Please reproduce the lines of the listing verbatim, from the line with "refresh-icon: ↻ (315, 30, 327, 46)" up to and including the line with "minimize-button[interactable] (392, 0, 426, 24)", and nothing more.

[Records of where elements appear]
● ● ●

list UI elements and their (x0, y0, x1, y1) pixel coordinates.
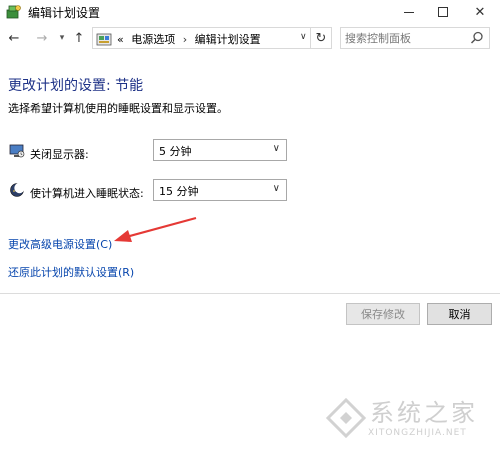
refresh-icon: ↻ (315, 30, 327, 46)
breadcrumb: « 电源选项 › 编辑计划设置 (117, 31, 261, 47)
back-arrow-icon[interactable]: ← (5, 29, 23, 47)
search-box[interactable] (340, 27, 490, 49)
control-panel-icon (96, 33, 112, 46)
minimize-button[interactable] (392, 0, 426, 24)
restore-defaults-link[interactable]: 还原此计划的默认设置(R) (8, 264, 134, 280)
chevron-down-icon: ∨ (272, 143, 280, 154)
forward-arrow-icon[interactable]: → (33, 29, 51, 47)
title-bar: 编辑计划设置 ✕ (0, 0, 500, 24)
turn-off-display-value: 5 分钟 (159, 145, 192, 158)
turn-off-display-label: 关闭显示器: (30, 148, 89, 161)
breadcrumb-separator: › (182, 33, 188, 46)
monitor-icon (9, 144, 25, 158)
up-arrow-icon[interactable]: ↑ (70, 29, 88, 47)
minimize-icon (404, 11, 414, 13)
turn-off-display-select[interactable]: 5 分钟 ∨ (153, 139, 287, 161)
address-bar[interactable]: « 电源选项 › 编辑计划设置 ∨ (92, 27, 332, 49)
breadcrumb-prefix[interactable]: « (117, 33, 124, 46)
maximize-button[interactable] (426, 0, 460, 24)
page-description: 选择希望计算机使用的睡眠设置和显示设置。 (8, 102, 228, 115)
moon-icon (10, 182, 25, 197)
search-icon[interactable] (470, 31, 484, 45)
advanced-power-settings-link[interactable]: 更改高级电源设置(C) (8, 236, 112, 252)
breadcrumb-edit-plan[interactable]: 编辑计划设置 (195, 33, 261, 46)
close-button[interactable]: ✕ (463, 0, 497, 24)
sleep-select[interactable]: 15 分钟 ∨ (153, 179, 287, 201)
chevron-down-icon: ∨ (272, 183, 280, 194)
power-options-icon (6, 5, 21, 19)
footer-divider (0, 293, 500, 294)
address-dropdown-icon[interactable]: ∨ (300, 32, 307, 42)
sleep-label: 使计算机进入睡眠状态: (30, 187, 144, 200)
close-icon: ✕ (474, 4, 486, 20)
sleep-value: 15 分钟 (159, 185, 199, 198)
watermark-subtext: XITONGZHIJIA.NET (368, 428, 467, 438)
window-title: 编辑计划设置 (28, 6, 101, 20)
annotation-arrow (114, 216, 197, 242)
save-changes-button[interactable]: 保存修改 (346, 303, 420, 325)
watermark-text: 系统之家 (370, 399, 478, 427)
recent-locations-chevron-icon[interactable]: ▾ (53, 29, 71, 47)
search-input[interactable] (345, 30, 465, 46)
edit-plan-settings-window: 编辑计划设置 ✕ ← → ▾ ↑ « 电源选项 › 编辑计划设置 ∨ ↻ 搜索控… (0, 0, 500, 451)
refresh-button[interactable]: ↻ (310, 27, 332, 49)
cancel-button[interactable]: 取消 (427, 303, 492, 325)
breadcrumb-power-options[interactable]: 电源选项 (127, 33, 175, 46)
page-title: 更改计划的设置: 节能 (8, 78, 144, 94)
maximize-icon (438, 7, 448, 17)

● ● ●

__Solution to the problem__:
refresh-icon: ↻ (315, 30, 327, 46)
breadcrumb: « 电源选项 › 编辑计划设置 (117, 31, 261, 47)
back-arrow-icon[interactable]: ← (5, 29, 23, 47)
search-box[interactable] (340, 27, 490, 49)
control-panel-icon (96, 33, 112, 46)
minimize-button[interactable] (392, 0, 426, 24)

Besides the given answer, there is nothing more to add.